▸ Your instructions: Give the listing below again in full, exactly as written.

▸ Records to process:
········
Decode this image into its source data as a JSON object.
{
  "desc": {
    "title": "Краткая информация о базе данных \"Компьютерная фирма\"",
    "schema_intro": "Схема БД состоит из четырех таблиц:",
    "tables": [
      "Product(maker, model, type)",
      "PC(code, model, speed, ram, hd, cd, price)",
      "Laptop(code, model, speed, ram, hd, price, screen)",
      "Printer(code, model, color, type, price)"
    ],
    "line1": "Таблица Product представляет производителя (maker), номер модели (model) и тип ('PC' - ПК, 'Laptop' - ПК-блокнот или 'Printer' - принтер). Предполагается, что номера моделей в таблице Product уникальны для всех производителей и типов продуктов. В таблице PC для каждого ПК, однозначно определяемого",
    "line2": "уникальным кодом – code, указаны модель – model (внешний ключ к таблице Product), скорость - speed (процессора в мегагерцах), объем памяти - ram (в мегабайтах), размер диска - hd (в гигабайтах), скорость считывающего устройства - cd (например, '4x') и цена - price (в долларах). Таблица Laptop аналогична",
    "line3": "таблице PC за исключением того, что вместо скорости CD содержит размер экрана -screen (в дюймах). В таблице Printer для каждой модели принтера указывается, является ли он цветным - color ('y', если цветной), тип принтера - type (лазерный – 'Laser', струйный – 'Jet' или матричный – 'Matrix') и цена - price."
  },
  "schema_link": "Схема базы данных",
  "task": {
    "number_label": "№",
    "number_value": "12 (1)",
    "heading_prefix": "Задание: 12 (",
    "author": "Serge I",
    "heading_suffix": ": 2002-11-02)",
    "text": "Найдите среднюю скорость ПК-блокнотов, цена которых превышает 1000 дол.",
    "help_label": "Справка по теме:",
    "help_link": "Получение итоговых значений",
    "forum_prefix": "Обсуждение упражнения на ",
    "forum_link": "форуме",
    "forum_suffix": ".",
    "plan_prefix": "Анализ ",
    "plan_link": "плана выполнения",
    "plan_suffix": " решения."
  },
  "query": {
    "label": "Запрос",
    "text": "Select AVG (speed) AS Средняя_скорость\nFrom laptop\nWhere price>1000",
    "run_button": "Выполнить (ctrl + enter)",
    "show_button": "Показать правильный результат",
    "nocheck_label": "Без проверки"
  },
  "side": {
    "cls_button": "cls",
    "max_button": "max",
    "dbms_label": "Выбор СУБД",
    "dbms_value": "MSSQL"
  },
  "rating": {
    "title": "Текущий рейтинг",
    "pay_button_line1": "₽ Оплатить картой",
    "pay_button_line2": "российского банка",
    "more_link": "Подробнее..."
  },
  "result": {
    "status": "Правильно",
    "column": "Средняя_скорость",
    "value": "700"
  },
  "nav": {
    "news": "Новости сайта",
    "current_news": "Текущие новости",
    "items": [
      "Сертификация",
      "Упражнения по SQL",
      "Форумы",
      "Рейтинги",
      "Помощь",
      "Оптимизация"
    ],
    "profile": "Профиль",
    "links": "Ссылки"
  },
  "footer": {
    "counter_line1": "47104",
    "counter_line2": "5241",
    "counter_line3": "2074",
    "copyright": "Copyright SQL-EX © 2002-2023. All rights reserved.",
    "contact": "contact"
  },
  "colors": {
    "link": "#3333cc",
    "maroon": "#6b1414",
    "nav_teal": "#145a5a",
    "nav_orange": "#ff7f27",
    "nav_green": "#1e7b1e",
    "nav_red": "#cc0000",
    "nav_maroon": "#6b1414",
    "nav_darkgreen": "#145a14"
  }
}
········
▸ Written answer:
Decode this image into its source data as a JSON object.
{
  "desc": {
    "title": "Краткая информация о базе данных \"Компьютерная фирма\"",
    "schema_intro": "Схема БД состоит из четырех таблиц:",
    "tables": [
      "Product(maker, model, type)",
      "PC(code, model, speed, ram, hd, cd, price)",
      "Laptop(code, model, speed, ram, hd, price, screen)",
      "Printer(code, model, color, type, price)"
    ],
    "line1": "Таблица Product представляет производителя (maker), номер модели (model) и тип ('PC' - ПК, 'Laptop' - ПК-блокнот или 'Printer' - принтер). Предполагается, что номера моделей в таблице Product уникальны для всех производителей и типов продуктов. В таблице PC для каждого ПК, однозначно определяемого",
    "line2": "уникальным кодом – code, указаны модель – model (внешний ключ к таблице Product), скорость - speed (процессора в мегагерцах), объем памяти - ram (в мегабайтах), размер диска - hd (в гигабайтах), скорость считывающего устройства - cd (например, '4x') и цена - price (в долларах). Таблица Laptop аналогична",
    "line3": "таблице PC за исключением того, что вместо скорости CD содержит размер экрана -screen (в дюймах). В таблице Printer для каждой модели принтера указывается, является ли он цветным - color ('y', если цветной), тип принтера - type (лазерный – 'Laser', струйный – 'Jet' или матричный – 'Matrix') и цена - price."
  },
  "schema_link": "Схема базы данных",
  "task": {
    "number_label": "№",
    "number_value": "12 (1)",
    "heading_prefix": "Задание: 12 (",
    "author": "Serge I",
    "heading_suffix": ": 2002-11-02)",
    "text": "Найдите среднюю скорость ПК-блокнотов, цена которых превышает 1000 дол.",
    "help_label": "Справка по теме:",
    "help_link": "Получение итоговых значений",
    "forum_prefix": "Обсуждение упражнения на ",
    "forum_link": "форуме",
    "forum_suffix": ".",
    "plan_prefix": "Анализ ",
    "plan_link": "плана выполнения",
    "plan_suffix": " решения."
  },
  "query": {
    "label": "Запрос",
    "text": "Select AVG (speed) AS Средняя_скорость\nFrom laptop\nWhere price>1000",
    "run_button": "Выполнить (ctrl + enter)",
    "show_button": "Показать правильный результат",
    "nocheck_label": "Без проверки"
  },
  "side": {
    "cls_button": "cls",
    "max_button": "max",
    "dbms_label": "Выбор СУБД",
    "dbms_value": "MSSQL"
  },
  "rating": {
    "title": "Текущий рейтинг",
    "pay_button_line1": "₽ Оплатить картой",
    "pay_button_line2": "российского банка",
    "more_link": "Подробнее..."
  },
  "result": {
    "status": "Правильно",
    "column": "Средняя_скорость",
    "value": "700"
  },
  "nav": {
    "news": "Новости сайта",
    "current_news": "Текущие новости",
    "items": [
      "Сертификация",
      "Упражнения по SQL",
      "Форумы",
      "Рейтинги",
      "Помощь",
      "Оптимизация"
    ],
    "profile": "Профиль",
    "links": "Ссылки"
  },
  "footer": {
    "counter_line1": "47104",
    "counter_line2": "5241",
    "counter_line3": "2074",
    "copyright": "Copyright SQL-EX © 2002-2023. All rights reserved.",
    "contact": "contact"
  },
  "colors": {
    "link": "#3333cc",
    "maroon": "#6b1414",
    "nav_teal": "#145a5a",
    "nav_orange": "#ff7f27",
    "nav_green": "#1e7b1e",
    "nav_red": "#cc0000",
    "nav_maroon": "#6b1414",
    "nav_darkgreen": "#145a14"
  }
}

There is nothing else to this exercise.